### WHAT TO WORK ON
Switch "x-tick-label" to "horizontal-tick-label" in the rows from the very first one through the row with "- y-tick-label: 0.001: [114, 454, 139, 466]", and give back only those rows with nothing else changed.

### PROVIDED DATA
----------------------------------------

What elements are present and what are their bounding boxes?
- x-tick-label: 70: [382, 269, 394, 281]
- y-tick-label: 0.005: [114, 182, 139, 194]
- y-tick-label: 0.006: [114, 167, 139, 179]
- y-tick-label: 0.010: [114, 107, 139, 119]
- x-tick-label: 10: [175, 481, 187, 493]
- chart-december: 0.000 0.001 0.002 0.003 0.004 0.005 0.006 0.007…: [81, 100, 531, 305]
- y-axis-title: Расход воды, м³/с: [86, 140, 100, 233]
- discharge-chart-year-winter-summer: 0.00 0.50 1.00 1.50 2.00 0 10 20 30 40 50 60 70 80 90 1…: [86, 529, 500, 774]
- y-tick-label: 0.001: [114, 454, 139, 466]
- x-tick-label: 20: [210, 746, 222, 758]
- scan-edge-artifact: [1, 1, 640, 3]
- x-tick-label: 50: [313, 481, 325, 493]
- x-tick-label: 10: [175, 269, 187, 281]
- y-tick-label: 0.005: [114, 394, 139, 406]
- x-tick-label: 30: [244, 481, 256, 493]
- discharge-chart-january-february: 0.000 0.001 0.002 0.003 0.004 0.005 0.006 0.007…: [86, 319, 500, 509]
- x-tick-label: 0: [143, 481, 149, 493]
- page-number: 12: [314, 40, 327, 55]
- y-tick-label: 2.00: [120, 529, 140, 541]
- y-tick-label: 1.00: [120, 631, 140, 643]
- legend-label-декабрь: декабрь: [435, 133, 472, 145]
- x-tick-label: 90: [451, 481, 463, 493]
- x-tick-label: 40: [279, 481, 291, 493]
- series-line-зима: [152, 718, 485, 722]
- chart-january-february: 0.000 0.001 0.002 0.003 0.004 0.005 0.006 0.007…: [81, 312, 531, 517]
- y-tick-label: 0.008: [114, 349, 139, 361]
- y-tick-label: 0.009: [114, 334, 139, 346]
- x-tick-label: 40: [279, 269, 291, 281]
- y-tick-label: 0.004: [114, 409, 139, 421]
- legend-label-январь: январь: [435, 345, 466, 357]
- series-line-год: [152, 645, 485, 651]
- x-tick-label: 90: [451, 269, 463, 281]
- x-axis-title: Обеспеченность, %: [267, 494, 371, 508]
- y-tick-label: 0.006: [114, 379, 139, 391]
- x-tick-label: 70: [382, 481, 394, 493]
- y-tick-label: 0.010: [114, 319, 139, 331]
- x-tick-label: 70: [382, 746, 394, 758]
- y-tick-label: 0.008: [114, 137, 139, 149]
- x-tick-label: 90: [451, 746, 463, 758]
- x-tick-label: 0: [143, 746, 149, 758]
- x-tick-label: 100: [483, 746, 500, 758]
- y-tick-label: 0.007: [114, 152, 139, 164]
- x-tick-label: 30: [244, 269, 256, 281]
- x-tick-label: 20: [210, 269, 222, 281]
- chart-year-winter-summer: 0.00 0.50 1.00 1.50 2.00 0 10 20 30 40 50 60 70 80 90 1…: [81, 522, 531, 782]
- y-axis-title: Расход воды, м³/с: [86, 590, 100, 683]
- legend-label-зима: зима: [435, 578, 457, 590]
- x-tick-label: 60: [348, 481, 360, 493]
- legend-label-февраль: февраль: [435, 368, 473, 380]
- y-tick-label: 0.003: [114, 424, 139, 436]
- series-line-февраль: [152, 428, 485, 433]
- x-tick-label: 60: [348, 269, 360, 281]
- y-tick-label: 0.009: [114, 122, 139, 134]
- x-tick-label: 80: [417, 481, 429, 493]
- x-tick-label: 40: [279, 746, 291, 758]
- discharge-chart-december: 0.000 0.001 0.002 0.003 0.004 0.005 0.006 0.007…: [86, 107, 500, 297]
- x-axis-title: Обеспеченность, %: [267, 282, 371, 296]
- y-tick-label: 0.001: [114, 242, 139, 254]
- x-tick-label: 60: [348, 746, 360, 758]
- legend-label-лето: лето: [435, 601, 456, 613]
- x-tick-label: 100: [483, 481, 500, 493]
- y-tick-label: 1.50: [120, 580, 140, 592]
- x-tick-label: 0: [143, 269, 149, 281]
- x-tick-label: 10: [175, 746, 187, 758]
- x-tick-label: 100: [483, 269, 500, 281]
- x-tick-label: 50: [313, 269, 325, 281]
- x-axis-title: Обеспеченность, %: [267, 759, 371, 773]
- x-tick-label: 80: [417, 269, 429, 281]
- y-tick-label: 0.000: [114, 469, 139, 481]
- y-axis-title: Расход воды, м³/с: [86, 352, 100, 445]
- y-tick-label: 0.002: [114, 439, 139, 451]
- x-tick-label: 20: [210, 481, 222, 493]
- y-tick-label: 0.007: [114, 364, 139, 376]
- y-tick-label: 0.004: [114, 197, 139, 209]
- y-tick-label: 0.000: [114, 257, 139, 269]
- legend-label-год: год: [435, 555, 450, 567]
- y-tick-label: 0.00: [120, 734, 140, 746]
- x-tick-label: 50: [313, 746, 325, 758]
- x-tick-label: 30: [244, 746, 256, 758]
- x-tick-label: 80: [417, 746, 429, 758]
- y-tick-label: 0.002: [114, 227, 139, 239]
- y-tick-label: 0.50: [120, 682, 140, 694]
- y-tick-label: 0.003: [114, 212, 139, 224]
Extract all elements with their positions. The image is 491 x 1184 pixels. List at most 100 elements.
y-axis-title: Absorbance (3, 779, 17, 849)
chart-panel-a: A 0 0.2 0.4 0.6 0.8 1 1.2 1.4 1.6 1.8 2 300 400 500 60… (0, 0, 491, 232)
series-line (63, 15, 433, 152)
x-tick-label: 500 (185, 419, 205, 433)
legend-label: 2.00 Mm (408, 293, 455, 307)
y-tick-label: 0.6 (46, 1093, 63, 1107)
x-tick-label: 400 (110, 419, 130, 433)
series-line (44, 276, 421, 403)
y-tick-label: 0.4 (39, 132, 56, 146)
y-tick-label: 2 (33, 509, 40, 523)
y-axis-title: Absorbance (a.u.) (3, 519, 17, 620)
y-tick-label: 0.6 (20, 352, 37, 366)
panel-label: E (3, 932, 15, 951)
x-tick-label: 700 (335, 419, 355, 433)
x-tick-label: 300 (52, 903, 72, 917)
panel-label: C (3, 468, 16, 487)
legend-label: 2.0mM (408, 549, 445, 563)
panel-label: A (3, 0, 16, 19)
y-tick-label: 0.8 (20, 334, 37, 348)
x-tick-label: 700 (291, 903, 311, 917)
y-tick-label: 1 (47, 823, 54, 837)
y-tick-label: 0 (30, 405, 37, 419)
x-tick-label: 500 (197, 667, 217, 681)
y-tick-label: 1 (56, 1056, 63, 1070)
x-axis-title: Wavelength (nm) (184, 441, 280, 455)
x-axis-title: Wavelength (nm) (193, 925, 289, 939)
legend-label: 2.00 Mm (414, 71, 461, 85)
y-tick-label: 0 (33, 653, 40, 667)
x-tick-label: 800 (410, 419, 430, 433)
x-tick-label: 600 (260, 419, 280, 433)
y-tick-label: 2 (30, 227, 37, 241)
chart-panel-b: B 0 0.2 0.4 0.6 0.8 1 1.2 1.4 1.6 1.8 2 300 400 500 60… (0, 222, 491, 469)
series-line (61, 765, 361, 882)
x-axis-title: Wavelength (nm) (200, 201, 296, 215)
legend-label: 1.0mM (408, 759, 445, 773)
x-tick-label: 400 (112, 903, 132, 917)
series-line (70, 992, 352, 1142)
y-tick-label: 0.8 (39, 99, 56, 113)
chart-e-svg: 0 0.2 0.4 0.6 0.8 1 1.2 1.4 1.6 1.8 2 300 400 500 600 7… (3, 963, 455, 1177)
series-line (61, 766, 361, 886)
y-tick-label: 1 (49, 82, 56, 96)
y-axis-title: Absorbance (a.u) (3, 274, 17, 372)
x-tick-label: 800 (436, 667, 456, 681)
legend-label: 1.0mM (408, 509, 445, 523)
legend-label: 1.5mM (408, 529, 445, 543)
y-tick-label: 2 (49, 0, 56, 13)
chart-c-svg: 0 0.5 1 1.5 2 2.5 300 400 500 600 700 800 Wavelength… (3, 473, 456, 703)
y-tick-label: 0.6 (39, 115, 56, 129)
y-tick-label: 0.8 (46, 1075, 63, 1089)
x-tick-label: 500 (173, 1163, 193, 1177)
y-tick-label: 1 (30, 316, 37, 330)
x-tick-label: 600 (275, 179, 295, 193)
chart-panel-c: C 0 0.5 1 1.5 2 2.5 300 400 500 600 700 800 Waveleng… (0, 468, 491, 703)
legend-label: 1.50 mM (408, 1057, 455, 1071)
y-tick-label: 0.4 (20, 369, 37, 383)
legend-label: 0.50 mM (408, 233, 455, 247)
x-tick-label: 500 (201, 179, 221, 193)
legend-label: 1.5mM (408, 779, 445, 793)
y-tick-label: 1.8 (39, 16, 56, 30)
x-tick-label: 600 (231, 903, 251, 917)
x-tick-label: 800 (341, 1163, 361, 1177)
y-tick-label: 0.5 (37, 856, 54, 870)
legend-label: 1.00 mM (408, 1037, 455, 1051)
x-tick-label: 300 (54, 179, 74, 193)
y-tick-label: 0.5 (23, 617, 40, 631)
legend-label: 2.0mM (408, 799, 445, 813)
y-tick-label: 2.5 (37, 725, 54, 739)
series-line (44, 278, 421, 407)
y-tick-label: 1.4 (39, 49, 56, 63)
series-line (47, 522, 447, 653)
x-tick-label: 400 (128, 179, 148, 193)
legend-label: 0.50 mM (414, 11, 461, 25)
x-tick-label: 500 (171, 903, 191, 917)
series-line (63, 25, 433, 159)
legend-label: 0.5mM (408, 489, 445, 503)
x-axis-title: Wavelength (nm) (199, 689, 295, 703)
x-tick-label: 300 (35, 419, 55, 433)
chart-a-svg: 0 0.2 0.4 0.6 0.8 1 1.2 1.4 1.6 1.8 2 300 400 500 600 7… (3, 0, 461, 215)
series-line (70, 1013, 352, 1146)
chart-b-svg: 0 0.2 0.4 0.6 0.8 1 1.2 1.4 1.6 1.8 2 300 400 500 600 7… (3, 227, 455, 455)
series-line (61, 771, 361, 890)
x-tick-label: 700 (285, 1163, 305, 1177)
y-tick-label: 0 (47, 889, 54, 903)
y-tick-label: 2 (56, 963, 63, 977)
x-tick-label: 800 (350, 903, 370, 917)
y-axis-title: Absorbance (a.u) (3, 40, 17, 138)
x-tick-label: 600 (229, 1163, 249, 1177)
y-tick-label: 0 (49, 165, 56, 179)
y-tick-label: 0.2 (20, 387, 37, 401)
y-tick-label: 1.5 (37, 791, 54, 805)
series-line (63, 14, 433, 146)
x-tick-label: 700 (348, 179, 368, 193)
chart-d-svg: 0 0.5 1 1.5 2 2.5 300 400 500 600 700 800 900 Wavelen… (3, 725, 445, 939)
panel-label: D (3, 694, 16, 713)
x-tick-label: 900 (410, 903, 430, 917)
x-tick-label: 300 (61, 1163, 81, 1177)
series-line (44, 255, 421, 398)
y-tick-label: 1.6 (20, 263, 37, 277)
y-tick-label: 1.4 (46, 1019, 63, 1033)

----------------------------------------

### EXERCISE ANSWER
What elements are present and what are their bounding boxes?
- horizontal-tick-label: 70: [382, 269, 394, 281]
- y-tick-label: 0.005: [114, 182, 139, 194]
- y-tick-label: 0.006: [114, 167, 139, 179]
- y-tick-label: 0.010: [114, 107, 139, 119]
- horizontal-tick-label: 10: [175, 481, 187, 493]
- chart-december: 0.000 0.001 0.002 0.003 0.004 0.005 0.006 0.007…: [81, 100, 531, 305]
- y-axis-title: Расход воды, м³/с: [86, 140, 100, 233]
- discharge-chart-year-winter-summer: 0.00 0.50 1.00 1.50 2.00 0 10 20 30 40 50 60 70 80 90 1…: [86, 529, 500, 774]
- y-tick-label: 0.001: [114, 454, 139, 466]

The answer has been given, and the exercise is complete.